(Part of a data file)
[Begin]

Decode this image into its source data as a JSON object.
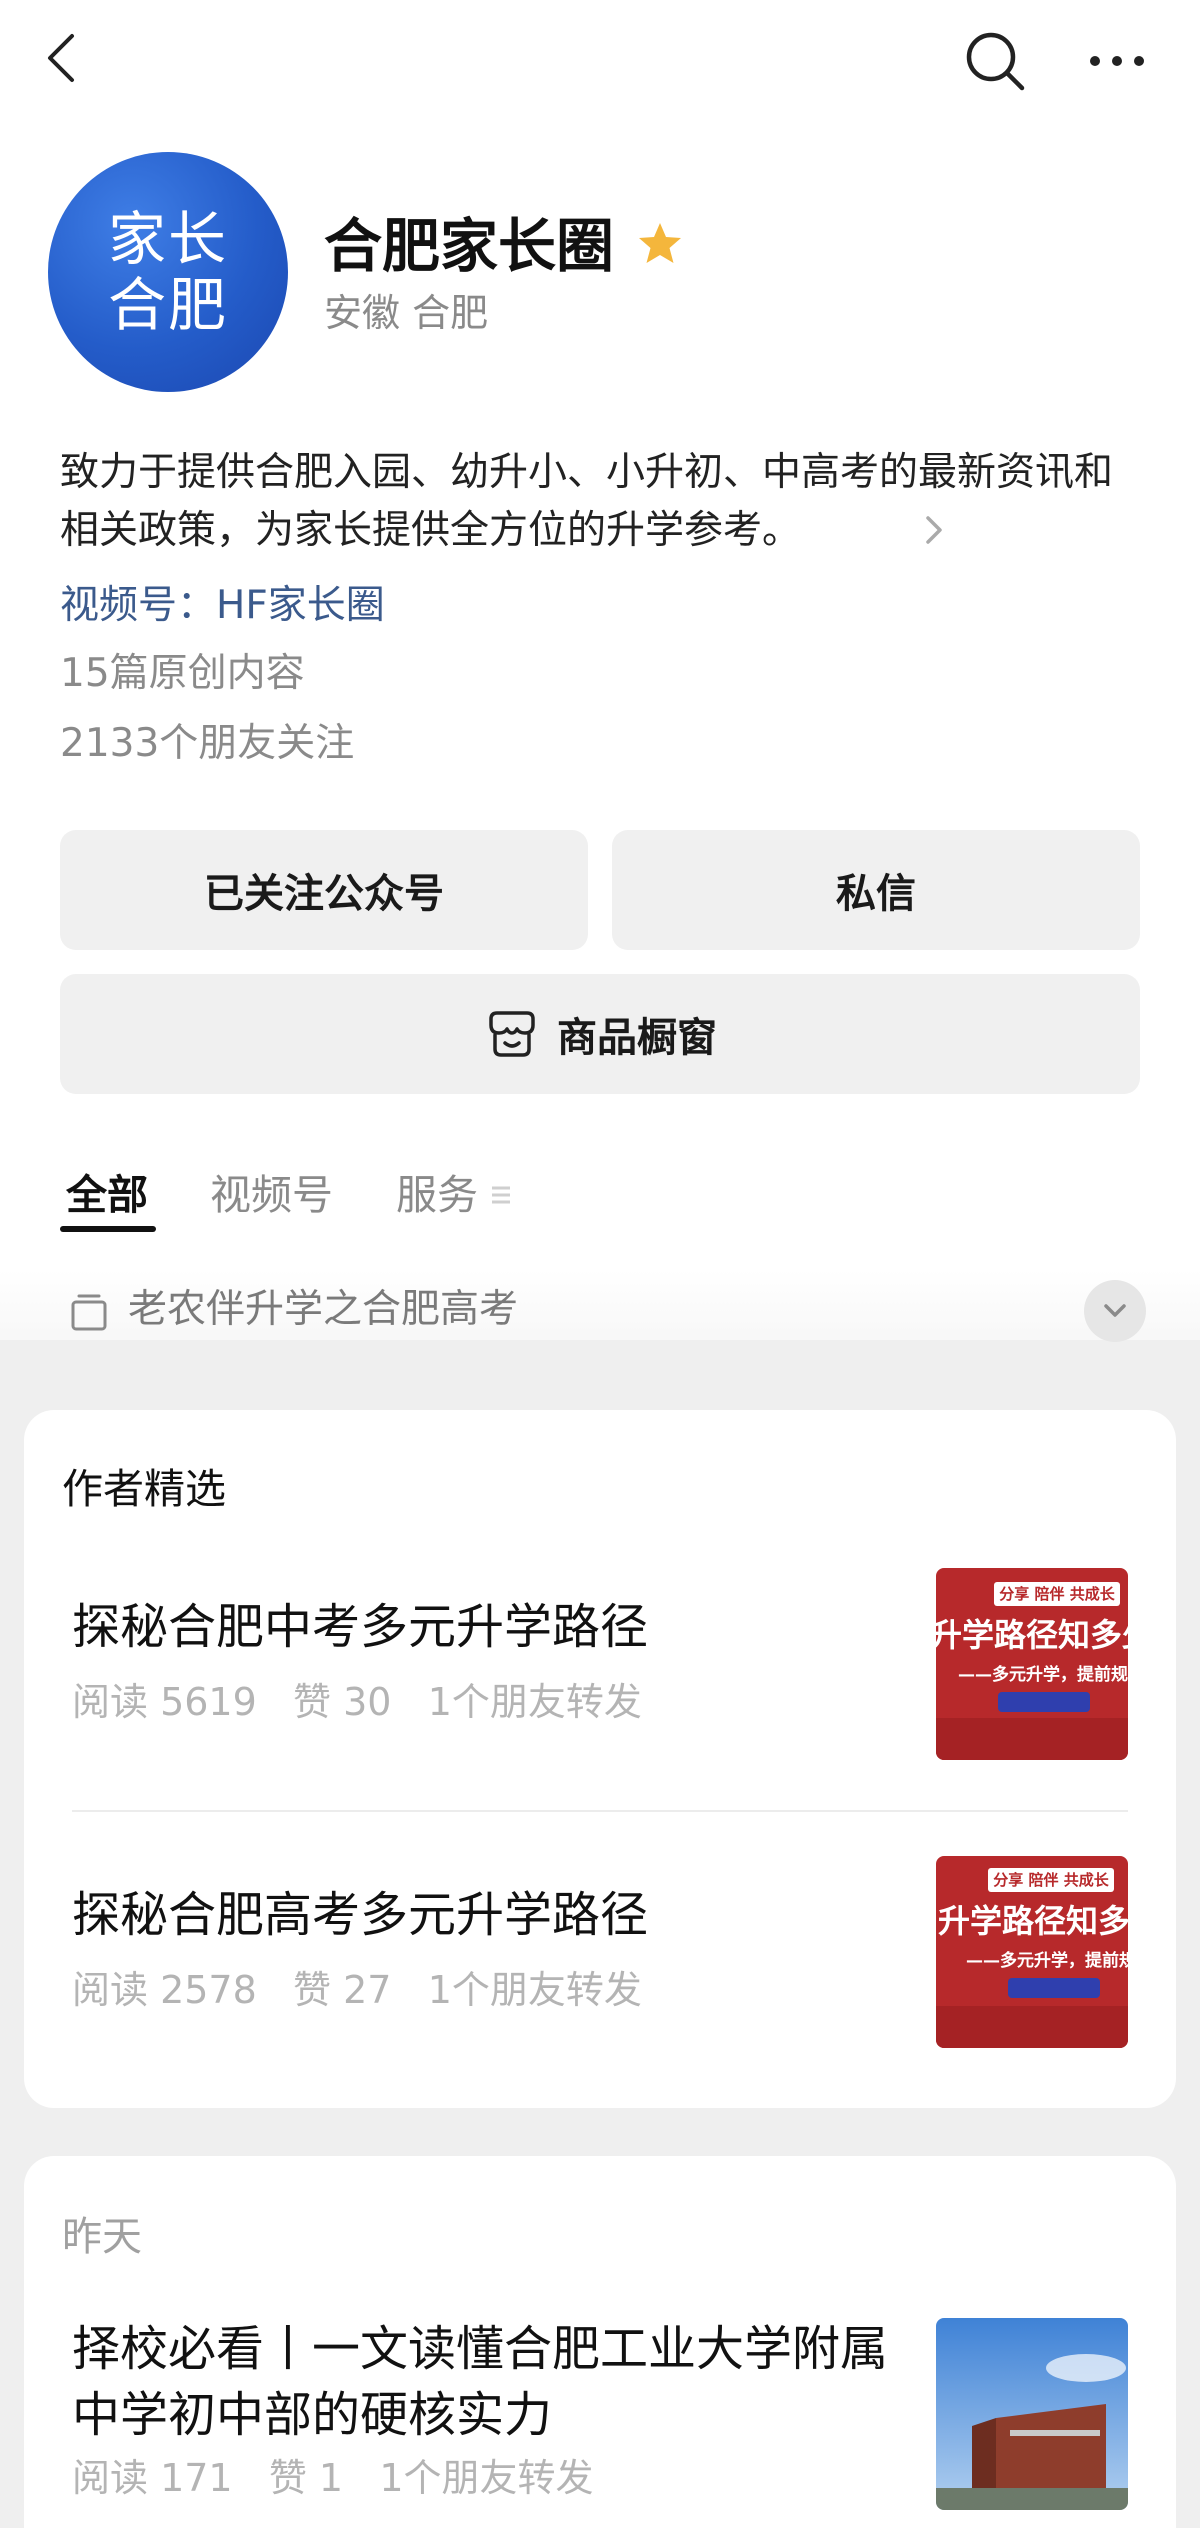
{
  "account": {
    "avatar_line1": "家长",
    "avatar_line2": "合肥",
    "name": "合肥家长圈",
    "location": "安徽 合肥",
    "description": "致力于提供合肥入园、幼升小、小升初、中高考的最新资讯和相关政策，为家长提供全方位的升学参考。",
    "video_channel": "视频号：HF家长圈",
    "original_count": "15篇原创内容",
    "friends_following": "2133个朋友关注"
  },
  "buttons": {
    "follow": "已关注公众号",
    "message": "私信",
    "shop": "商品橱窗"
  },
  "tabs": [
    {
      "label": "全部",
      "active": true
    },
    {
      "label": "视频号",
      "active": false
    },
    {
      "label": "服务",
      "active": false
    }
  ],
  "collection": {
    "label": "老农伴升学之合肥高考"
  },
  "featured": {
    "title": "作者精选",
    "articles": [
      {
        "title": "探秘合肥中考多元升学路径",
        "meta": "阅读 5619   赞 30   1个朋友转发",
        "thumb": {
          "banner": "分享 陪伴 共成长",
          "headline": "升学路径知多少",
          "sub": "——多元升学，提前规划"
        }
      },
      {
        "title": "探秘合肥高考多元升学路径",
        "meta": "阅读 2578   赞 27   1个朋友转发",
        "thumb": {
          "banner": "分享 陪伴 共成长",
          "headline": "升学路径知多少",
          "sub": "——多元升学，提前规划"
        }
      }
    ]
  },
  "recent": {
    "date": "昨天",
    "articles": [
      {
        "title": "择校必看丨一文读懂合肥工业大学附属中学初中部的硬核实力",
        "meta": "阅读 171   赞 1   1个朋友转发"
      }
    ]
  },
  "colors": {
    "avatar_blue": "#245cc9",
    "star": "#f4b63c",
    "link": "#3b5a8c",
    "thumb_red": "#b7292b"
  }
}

[End]

WHAT THE TASK REQUIRES
Give every record again exactly, apart from the pictures, which stay out.

THE RESULT
Decode this image into its source data as a JSON object.
{
  "account": {
    "avatar_line1": "家长",
    "avatar_line2": "合肥",
    "name": "合肥家长圈",
    "location": "安徽 合肥",
    "description": "致力于提供合肥入园、幼升小、小升初、中高考的最新资讯和相关政策，为家长提供全方位的升学参考。",
    "video_channel": "视频号：HF家长圈",
    "original_count": "15篇原创内容",
    "friends_following": "2133个朋友关注"
  },
  "buttons": {
    "follow": "已关注公众号",
    "message": "私信",
    "shop": "商品橱窗"
  },
  "tabs": [
    {
      "label": "全部",
      "active": true
    },
    {
      "label": "视频号",
      "active": false
    },
    {
      "label": "服务",
      "active": false
    }
  ],
  "collection": {
    "label": "老农伴升学之合肥高考"
  },
  "featured": {
    "title": "作者精选",
    "articles": [
      {
        "title": "探秘合肥中考多元升学路径",
        "meta": "阅读 5619   赞 30   1个朋友转发",
        "thumb": {
          "banner": "分享 陪伴 共成长",
          "headline": "升学路径知多少",
          "sub": "——多元升学，提前规划"
        }
      },
      {
        "title": "探秘合肥高考多元升学路径",
        "meta": "阅读 2578   赞 27   1个朋友转发",
        "thumb": {
          "banner": "分享 陪伴 共成长",
          "headline": "升学路径知多少",
          "sub": "——多元升学，提前规划"
        }
      }
    ]
  },
  "recent": {
    "date": "昨天",
    "articles": [
      {
        "title": "择校必看丨一文读懂合肥工业大学附属中学初中部的硬核实力",
        "meta": "阅读 171   赞 1   1个朋友转发"
      }
    ]
  },
  "colors": {
    "avatar_blue": "#245cc9",
    "star": "#f4b63c",
    "link": "#3b5a8c",
    "thumb_red": "#b7292b"
  }
}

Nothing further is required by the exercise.